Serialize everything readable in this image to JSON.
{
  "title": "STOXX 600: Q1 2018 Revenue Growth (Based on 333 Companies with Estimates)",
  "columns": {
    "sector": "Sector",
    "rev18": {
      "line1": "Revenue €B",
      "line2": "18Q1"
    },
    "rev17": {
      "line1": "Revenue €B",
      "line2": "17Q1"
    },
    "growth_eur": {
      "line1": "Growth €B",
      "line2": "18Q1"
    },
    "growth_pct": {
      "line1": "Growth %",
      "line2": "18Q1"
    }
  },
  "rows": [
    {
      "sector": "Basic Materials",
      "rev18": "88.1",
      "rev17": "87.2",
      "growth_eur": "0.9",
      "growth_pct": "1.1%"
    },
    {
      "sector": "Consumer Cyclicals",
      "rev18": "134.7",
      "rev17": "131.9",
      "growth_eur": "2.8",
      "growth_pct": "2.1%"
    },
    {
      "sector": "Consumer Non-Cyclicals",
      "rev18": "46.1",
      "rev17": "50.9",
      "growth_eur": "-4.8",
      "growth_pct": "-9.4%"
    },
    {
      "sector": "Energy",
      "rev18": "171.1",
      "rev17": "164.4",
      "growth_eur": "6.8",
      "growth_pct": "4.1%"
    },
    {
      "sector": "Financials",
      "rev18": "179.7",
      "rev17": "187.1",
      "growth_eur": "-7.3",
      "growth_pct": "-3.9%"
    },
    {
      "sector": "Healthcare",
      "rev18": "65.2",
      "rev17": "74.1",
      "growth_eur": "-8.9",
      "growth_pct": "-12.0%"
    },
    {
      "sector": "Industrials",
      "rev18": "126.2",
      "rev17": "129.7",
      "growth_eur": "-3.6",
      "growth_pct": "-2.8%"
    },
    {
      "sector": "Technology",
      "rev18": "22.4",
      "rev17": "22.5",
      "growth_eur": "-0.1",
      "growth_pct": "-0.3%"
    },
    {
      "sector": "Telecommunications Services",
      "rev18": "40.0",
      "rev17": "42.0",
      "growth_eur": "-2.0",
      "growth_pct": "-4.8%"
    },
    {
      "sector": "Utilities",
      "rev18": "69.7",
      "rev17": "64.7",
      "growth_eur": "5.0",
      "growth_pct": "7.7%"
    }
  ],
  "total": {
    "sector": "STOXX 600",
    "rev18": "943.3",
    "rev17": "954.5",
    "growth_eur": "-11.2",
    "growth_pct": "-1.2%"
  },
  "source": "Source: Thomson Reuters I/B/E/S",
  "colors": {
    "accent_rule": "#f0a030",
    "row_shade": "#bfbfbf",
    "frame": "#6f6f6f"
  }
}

****************

• Task statement: Each record above should be repeated exactly as it appears.

• Output:
Serialize everything readable in this image to JSON.
{
  "title": "STOXX 600: Q1 2018 Revenue Growth (Based on 333 Companies with Estimates)",
  "columns": {
    "sector": "Sector",
    "rev18": {
      "line1": "Revenue €B",
      "line2": "18Q1"
    },
    "rev17": {
      "line1": "Revenue €B",
      "line2": "17Q1"
    },
    "growth_eur": {
      "line1": "Growth €B",
      "line2": "18Q1"
    },
    "growth_pct": {
      "line1": "Growth %",
      "line2": "18Q1"
    }
  },
  "rows": [
    {
      "sector": "Basic Materials",
      "rev18": "88.1",
      "rev17": "87.2",
      "growth_eur": "0.9",
      "growth_pct": "1.1%"
    },
    {
      "sector": "Consumer Cyclicals",
      "rev18": "134.7",
      "rev17": "131.9",
      "growth_eur": "2.8",
      "growth_pct": "2.1%"
    },
    {
      "sector": "Consumer Non-Cyclicals",
      "rev18": "46.1",
      "rev17": "50.9",
      "growth_eur": "-4.8",
      "growth_pct": "-9.4%"
    },
    {
      "sector": "Energy",
      "rev18": "171.1",
      "rev17": "164.4",
      "growth_eur": "6.8",
      "growth_pct": "4.1%"
    },
    {
      "sector": "Financials",
      "rev18": "179.7",
      "rev17": "187.1",
      "growth_eur": "-7.3",
      "growth_pct": "-3.9%"
    },
    {
      "sector": "Healthcare",
      "rev18": "65.2",
      "rev17": "74.1",
      "growth_eur": "-8.9",
      "growth_pct": "-12.0%"
    },
    {
      "sector": "Industrials",
      "rev18": "126.2",
      "rev17": "129.7",
      "growth_eur": "-3.6",
      "growth_pct": "-2.8%"
    },
    {
      "sector": "Technology",
      "rev18": "22.4",
      "rev17": "22.5",
      "growth_eur": "-0.1",
      "growth_pct": "-0.3%"
    },
    {
      "sector": "Telecommunications Services",
      "rev18": "40.0",
      "rev17": "42.0",
      "growth_eur": "-2.0",
      "growth_pct": "-4.8%"
    },
    {
      "sector": "Utilities",
      "rev18": "69.7",
      "rev17": "64.7",
      "growth_eur": "5.0",
      "growth_pct": "7.7%"
    }
  ],
  "total": {
    "sector": "STOXX 600",
    "rev18": "943.3",
    "rev17": "954.5",
    "growth_eur": "-11.2",
    "growth_pct": "-1.2%"
  },
  "source": "Source: Thomson Reuters I/B/E/S",
  "colors": {
    "accent_rule": "#f0a030",
    "row_shade": "#bfbfbf",
    "frame": "#6f6f6f"
  }
}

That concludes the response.